Select all lines in the records that include "Pollution".

A block of data
========

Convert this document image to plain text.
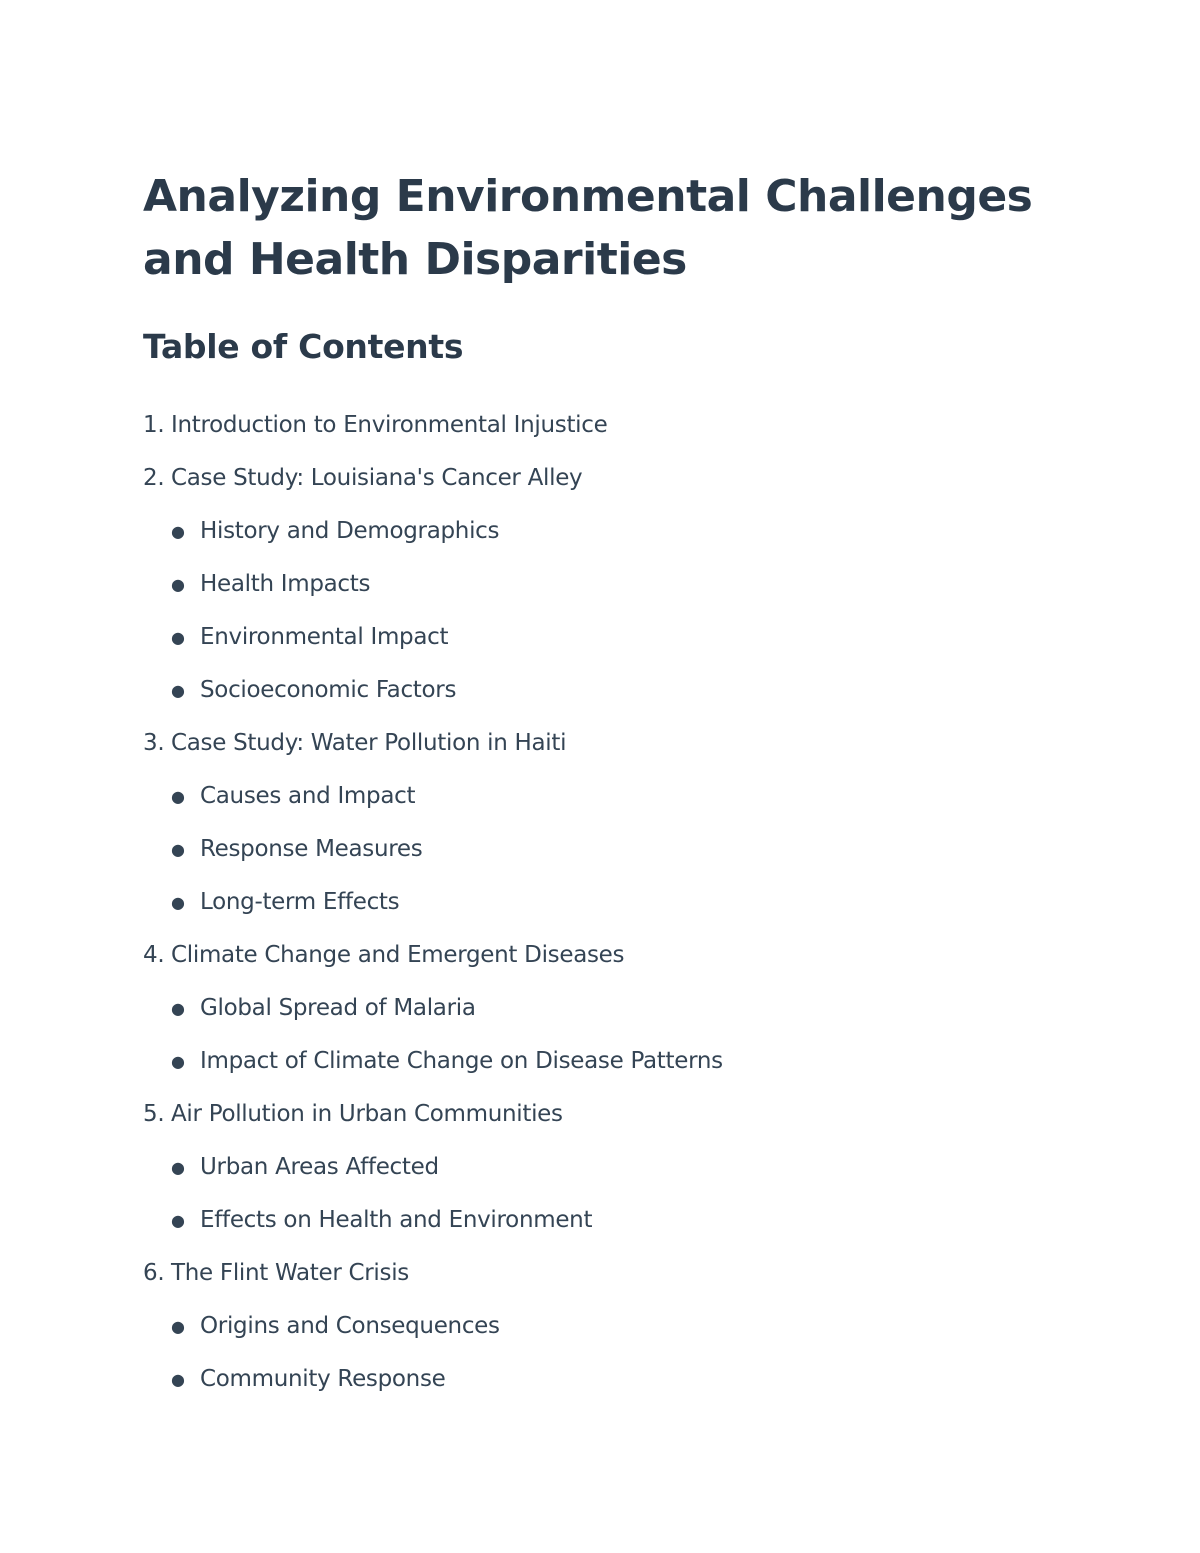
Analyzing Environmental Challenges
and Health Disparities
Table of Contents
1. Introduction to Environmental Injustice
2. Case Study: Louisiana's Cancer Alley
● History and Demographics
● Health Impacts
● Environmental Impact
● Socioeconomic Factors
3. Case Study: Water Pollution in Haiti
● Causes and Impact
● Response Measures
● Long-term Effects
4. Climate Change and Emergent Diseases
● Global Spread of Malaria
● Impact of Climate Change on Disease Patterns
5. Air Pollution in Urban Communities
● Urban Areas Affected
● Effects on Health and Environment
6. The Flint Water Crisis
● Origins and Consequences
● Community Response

========

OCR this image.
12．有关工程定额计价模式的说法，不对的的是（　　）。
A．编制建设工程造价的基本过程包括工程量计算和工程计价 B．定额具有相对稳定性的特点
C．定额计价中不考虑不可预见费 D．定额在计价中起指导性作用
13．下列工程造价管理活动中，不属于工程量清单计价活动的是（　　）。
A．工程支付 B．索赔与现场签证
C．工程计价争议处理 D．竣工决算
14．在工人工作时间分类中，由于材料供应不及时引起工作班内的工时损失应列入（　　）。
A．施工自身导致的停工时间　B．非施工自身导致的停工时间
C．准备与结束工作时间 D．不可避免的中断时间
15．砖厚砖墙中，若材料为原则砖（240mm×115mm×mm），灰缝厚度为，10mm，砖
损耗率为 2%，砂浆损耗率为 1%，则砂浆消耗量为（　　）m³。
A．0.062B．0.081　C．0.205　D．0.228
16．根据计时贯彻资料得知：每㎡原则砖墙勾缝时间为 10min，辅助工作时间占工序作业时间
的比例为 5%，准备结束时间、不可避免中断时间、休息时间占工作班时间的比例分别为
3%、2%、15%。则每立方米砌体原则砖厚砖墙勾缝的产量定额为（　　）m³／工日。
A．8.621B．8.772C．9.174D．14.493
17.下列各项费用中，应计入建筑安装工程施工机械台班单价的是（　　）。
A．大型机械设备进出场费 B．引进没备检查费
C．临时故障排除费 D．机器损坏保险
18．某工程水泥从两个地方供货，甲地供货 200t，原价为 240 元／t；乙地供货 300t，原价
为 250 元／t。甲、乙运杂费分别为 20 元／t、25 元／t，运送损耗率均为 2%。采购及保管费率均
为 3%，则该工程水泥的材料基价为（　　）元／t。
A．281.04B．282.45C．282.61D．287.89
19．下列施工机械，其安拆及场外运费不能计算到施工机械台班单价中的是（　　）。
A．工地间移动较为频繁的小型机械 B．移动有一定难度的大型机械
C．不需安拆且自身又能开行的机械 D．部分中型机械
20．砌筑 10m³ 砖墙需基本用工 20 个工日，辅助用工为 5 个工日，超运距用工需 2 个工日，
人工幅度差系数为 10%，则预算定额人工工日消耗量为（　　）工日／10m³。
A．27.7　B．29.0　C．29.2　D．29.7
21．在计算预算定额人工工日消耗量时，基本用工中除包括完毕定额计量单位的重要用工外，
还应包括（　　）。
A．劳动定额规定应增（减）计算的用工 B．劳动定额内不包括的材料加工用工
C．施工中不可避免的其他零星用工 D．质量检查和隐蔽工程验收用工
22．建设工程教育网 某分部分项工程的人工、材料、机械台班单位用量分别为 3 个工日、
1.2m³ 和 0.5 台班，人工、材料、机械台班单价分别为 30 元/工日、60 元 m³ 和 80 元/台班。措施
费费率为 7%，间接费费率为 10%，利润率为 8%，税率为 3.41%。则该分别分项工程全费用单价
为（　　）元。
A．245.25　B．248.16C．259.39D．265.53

========

* **Answer in full**:
3. Case Study: Water Pollution in Haiti
5. Air Pollution in Urban Communities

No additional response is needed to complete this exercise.